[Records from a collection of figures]
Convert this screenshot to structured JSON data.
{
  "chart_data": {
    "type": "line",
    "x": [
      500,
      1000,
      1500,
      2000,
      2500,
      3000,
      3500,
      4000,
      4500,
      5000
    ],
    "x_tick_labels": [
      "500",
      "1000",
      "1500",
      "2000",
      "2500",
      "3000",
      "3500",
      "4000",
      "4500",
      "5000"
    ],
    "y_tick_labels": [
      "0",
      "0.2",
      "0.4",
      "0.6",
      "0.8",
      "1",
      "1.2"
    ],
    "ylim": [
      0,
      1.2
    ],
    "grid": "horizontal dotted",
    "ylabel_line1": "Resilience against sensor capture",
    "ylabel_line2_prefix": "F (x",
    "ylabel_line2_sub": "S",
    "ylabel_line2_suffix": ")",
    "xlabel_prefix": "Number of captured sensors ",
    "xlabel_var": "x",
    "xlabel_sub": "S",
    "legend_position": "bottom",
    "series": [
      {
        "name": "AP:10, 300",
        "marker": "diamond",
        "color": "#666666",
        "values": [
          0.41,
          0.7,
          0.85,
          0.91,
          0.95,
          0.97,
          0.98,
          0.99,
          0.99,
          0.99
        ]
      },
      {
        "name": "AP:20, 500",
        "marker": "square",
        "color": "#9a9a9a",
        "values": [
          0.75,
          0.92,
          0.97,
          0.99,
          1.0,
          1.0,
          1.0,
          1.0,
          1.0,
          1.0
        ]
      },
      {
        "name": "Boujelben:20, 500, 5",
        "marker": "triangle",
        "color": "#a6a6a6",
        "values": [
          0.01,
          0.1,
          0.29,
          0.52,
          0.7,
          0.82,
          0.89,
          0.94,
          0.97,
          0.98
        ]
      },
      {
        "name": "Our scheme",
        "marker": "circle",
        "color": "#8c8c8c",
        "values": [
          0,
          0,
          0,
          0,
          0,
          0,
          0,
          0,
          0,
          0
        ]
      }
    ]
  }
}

▶ Directions for this task: Restate the whole listing exactly.

▶ Problem solution:
Convert this screenshot to structured JSON data.
{
  "chart_data": {
    "type": "line",
    "x": [
      500,
      1000,
      1500,
      2000,
      2500,
      3000,
      3500,
      4000,
      4500,
      5000
    ],
    "x_tick_labels": [
      "500",
      "1000",
      "1500",
      "2000",
      "2500",
      "3000",
      "3500",
      "4000",
      "4500",
      "5000"
    ],
    "y_tick_labels": [
      "0",
      "0.2",
      "0.4",
      "0.6",
      "0.8",
      "1",
      "1.2"
    ],
    "ylim": [
      0,
      1.2
    ],
    "grid": "horizontal dotted",
    "ylabel_line1": "Resilience against sensor capture",
    "ylabel_line2_prefix": "F (x",
    "ylabel_line2_sub": "S",
    "ylabel_line2_suffix": ")",
    "xlabel_prefix": "Number of captured sensors ",
    "xlabel_var": "x",
    "xlabel_sub": "S",
    "legend_position": "bottom",
    "series": [
      {
        "name": "AP:10, 300",
        "marker": "diamond",
        "color": "#666666",
        "values": [
          0.41,
          0.7,
          0.85,
          0.91,
          0.95,
          0.97,
          0.98,
          0.99,
          0.99,
          0.99
        ]
      },
      {
        "name": "AP:20, 500",
        "marker": "square",
        "color": "#9a9a9a",
        "values": [
          0.75,
          0.92,
          0.97,
          0.99,
          1.0,
          1.0,
          1.0,
          1.0,
          1.0,
          1.0
        ]
      },
      {
        "name": "Boujelben:20, 500, 5",
        "marker": "triangle",
        "color": "#a6a6a6",
        "values": [
          0.01,
          0.1,
          0.29,
          0.52,
          0.7,
          0.82,
          0.89,
          0.94,
          0.97,
          0.98
        ]
      },
      {
        "name": "Our scheme",
        "marker": "circle",
        "color": "#8c8c8c",
        "values": [
          0,
          0,
          0,
          0,
          0,
          0,
          0,
          0,
          0,
          0
        ]
      }
    ]
  }
}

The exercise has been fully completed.